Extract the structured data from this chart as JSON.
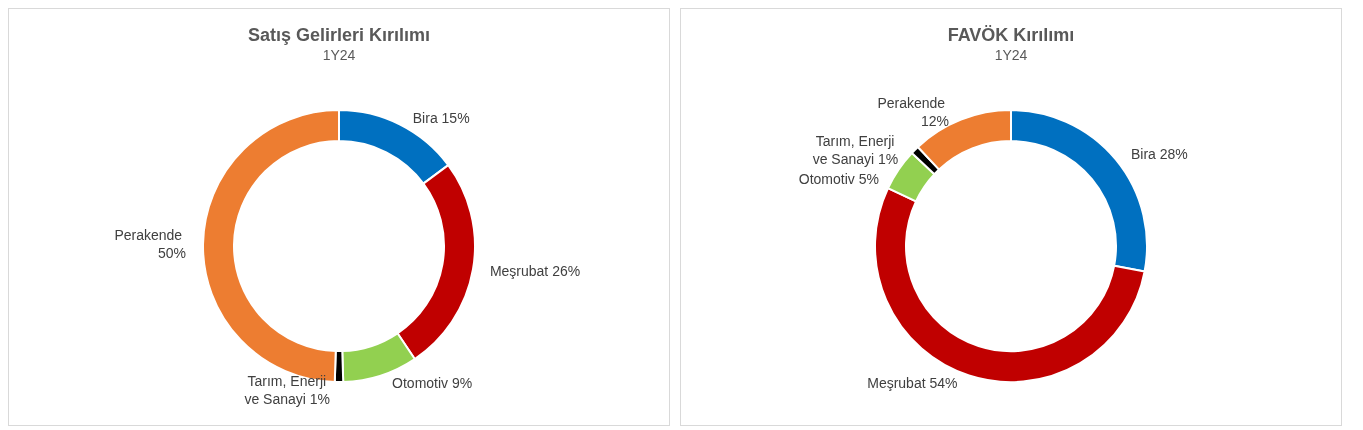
{
  "chart_data": [
    {
      "type": "donut",
      "title": "Satış Gelirleri Kırılımı",
      "subtitle": "1Y24",
      "categories": [
        "Bira",
        "Meşrubat",
        "Otomotiv",
        "Tarım, Enerji ve Sanayi",
        "Perakende"
      ],
      "values": [
        15,
        26,
        9,
        1,
        50
      ],
      "value_labels": [
        "15%",
        "26%",
        "9%",
        "1%",
        "50%"
      ],
      "colors": [
        "#0070c0",
        "#c00000",
        "#92d050",
        "#000000",
        "#ed7d31"
      ],
      "legend": false
    },
    {
      "type": "donut",
      "title": "FAVÖK Kırılımı",
      "subtitle": "1Y24",
      "categories": [
        "Bira",
        "Meşrubat",
        "Otomotiv",
        "Tarım, Enerji ve Sanayi",
        "Perakende"
      ],
      "values": [
        28,
        54,
        5,
        1,
        12
      ],
      "value_labels": [
        "28%",
        "54%",
        "5%",
        "1%",
        "12%"
      ],
      "colors": [
        "#0070c0",
        "#c00000",
        "#92d050",
        "#000000",
        "#ed7d31"
      ],
      "legend": false
    }
  ]
}
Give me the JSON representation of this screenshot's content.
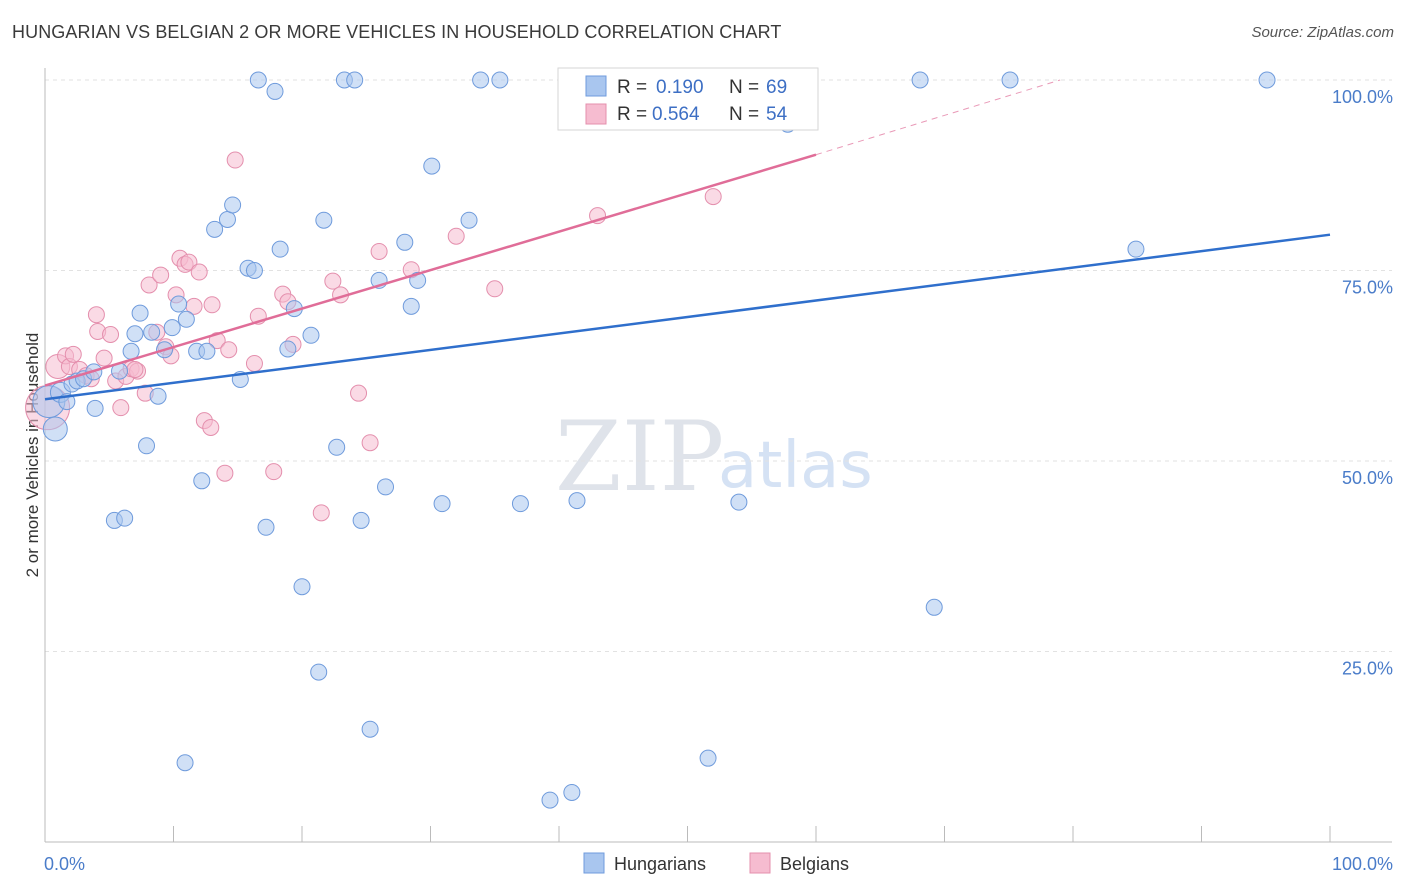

REQUEST
Transcribe the whole listing exactly. Pictures stay out of your copy.

RESULT OF THIS EXERCISE
Extract the structured data from this chart as JSON.
{
  "chart_data": [
    {
      "type": "donut",
      "title": "Satış Gelirleri Kırılımı",
      "subtitle": "1Y24",
      "categories": [
        "Bira",
        "Meşrubat",
        "Otomotiv",
        "Tarım, Enerji ve Sanayi",
        "Perakende"
      ],
      "values": [
        15,
        26,
        9,
        1,
        50
      ],
      "value_labels": [
        "15%",
        "26%",
        "9%",
        "1%",
        "50%"
      ],
      "colors": [
        "#0070c0",
        "#c00000",
        "#92d050",
        "#000000",
        "#ed7d31"
      ],
      "legend": false
    },
    {
      "type": "donut",
      "title": "FAVÖK Kırılımı",
      "subtitle": "1Y24",
      "categories": [
        "Bira",
        "Meşrubat",
        "Otomotiv",
        "Tarım, Enerji ve Sanayi",
        "Perakende"
      ],
      "values": [
        28,
        54,
        5,
        1,
        12
      ],
      "value_labels": [
        "28%",
        "54%",
        "5%",
        "1%",
        "12%"
      ],
      "colors": [
        "#0070c0",
        "#c00000",
        "#92d050",
        "#000000",
        "#ed7d31"
      ],
      "legend": false
    }
  ]
}
Give me the JSON representation of this screenshot's content.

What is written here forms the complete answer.